▶ **Stated task**
Look through the material and copy each line holding "screenshot".

▶ **Given information**
* * *
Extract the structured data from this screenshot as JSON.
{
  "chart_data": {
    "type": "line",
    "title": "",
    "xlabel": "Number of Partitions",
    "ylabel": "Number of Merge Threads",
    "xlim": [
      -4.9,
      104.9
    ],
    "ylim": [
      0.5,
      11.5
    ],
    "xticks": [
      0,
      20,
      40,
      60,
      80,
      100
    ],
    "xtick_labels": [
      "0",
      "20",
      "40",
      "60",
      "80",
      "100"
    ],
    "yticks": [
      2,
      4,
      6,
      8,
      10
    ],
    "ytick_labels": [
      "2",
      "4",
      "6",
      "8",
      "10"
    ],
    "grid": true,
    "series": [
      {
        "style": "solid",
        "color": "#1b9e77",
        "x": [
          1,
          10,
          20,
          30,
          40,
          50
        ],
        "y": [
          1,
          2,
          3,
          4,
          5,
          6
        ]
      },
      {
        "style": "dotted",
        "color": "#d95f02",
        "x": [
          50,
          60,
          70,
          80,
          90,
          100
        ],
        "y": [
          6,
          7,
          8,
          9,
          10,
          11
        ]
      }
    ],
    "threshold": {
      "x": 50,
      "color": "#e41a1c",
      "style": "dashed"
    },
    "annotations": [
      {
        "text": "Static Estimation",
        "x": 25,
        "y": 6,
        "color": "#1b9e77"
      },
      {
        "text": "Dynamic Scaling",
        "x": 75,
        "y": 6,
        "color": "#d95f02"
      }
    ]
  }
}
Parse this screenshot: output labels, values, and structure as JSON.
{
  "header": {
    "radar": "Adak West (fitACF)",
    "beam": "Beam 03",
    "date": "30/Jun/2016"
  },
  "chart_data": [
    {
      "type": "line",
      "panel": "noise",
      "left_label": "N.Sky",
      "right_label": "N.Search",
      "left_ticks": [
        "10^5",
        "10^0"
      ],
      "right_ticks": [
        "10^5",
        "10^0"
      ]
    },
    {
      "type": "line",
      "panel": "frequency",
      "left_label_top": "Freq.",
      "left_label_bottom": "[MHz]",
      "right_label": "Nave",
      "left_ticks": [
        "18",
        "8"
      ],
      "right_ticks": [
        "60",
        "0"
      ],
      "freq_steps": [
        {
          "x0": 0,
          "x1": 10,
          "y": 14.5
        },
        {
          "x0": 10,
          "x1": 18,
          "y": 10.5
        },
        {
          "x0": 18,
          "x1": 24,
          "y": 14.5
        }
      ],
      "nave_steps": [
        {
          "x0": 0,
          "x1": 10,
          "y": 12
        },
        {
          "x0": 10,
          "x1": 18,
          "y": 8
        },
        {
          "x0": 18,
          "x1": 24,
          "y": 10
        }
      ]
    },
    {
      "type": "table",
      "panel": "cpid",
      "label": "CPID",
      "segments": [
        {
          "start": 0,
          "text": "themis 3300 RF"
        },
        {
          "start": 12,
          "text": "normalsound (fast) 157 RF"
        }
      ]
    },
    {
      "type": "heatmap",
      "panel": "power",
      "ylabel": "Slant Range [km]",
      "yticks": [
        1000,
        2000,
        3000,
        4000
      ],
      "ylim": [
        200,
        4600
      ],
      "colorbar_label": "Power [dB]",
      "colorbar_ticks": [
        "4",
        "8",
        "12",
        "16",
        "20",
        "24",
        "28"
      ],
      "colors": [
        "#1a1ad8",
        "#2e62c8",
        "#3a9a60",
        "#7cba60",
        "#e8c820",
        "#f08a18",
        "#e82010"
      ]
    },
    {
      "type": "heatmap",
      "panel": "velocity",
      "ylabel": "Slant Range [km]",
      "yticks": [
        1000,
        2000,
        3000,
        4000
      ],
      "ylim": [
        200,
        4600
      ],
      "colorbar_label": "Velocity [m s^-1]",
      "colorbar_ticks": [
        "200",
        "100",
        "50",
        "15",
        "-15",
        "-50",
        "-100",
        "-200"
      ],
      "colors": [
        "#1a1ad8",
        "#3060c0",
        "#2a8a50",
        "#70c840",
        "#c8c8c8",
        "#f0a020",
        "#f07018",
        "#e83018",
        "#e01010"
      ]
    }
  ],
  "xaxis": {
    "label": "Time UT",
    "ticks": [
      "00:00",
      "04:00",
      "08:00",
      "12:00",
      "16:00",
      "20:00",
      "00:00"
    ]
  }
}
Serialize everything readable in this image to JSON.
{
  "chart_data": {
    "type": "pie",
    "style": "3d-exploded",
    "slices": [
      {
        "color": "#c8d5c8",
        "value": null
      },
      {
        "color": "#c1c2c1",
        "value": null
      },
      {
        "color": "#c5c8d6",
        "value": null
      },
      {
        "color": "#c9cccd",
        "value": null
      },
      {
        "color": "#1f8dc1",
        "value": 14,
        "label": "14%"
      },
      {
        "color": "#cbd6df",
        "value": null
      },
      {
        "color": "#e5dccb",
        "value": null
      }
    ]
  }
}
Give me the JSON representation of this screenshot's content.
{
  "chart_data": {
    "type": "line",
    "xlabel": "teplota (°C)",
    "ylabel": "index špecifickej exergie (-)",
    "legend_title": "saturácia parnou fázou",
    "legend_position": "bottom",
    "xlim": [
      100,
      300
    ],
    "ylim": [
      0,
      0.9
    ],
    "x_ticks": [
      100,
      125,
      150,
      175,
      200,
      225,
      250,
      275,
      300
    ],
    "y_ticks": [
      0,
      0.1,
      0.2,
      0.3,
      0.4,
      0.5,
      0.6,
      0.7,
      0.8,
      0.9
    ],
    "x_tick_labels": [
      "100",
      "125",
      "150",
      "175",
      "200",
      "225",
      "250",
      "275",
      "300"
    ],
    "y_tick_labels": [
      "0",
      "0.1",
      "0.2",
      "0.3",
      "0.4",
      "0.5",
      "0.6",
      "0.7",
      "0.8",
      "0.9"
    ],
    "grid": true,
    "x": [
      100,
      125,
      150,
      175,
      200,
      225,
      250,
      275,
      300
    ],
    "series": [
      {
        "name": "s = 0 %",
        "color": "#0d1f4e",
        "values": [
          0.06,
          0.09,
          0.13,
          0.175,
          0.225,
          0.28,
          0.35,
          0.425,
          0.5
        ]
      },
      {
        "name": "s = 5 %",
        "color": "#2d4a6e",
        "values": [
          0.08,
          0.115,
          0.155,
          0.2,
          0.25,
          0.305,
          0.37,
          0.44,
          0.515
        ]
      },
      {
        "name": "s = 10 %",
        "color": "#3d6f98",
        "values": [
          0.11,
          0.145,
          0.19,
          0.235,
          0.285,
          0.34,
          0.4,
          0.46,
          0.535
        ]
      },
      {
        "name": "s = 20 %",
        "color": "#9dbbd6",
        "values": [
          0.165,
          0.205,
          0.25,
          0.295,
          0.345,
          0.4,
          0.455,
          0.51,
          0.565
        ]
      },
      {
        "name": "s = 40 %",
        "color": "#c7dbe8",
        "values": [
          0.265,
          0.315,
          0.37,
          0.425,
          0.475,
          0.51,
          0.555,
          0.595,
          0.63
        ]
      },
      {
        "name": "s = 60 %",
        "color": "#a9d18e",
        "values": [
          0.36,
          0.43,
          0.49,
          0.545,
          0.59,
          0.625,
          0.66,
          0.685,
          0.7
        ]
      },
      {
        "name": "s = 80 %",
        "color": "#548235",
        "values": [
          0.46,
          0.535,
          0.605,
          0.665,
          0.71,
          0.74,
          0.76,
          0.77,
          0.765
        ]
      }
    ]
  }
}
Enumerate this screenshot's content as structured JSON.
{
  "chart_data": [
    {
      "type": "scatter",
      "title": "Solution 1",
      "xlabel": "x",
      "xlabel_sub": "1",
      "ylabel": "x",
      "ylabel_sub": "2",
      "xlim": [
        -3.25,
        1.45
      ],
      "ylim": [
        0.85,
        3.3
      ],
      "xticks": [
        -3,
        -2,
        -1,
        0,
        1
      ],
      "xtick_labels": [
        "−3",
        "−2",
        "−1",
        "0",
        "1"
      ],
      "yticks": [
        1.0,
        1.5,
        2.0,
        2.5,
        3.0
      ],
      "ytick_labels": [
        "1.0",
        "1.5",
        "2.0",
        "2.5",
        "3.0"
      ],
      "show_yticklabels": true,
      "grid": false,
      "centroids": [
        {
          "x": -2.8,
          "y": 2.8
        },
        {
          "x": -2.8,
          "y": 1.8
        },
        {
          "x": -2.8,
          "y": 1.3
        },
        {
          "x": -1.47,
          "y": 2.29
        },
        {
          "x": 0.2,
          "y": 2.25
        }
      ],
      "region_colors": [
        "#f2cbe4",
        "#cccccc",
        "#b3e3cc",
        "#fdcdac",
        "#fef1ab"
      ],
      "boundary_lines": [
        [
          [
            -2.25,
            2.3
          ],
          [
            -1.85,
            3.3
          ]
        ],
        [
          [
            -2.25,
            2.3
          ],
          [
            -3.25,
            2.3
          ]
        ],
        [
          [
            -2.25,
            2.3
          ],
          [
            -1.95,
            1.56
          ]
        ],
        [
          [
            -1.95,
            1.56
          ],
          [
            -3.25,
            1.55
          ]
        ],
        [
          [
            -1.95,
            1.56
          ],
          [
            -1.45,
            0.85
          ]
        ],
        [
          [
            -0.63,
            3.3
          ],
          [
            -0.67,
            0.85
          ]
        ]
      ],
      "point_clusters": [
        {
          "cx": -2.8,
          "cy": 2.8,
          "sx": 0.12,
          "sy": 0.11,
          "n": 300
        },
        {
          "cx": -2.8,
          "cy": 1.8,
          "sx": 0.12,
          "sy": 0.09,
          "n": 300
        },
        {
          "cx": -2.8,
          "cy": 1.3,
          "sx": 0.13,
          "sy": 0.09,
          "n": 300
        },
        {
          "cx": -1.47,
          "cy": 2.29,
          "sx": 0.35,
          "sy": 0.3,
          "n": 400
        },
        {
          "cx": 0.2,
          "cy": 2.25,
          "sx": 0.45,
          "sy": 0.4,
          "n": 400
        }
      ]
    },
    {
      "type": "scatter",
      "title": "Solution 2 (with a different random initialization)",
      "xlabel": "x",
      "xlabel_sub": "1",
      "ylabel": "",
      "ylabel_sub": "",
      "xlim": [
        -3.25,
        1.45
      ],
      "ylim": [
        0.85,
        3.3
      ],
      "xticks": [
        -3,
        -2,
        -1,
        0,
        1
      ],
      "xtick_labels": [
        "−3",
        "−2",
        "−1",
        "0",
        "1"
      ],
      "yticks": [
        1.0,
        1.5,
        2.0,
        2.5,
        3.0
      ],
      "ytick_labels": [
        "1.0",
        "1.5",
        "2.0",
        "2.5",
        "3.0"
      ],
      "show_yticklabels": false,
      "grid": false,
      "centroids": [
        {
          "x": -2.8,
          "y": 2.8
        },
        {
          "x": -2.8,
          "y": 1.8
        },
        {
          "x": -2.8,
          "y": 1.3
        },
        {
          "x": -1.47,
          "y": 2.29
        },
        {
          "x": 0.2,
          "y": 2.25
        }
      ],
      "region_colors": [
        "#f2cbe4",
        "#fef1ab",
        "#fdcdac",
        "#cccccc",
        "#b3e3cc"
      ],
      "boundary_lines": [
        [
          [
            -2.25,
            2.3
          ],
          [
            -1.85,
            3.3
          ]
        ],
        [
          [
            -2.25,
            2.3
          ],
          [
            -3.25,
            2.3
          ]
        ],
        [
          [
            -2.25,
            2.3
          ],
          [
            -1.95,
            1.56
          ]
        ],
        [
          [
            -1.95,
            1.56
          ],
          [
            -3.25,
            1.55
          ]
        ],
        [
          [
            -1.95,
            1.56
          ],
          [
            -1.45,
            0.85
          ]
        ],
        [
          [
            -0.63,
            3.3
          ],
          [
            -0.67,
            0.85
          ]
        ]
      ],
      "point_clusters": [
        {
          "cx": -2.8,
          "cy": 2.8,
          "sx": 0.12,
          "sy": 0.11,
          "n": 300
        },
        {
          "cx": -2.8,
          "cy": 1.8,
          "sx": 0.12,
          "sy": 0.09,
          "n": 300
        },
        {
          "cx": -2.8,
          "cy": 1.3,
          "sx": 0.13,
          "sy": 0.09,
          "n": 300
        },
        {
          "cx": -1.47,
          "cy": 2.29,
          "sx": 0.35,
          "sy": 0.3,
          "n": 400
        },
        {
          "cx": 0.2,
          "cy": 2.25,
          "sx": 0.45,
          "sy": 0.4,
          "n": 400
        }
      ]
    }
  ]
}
* * *
▶ **Output below**
Extract the structured data from this screenshot as JSON.
Parse this screenshot: output labels, values, and structure as JSON.
Give me the JSON representation of this screenshot's content.
Enumerate this screenshot's content as structured JSON.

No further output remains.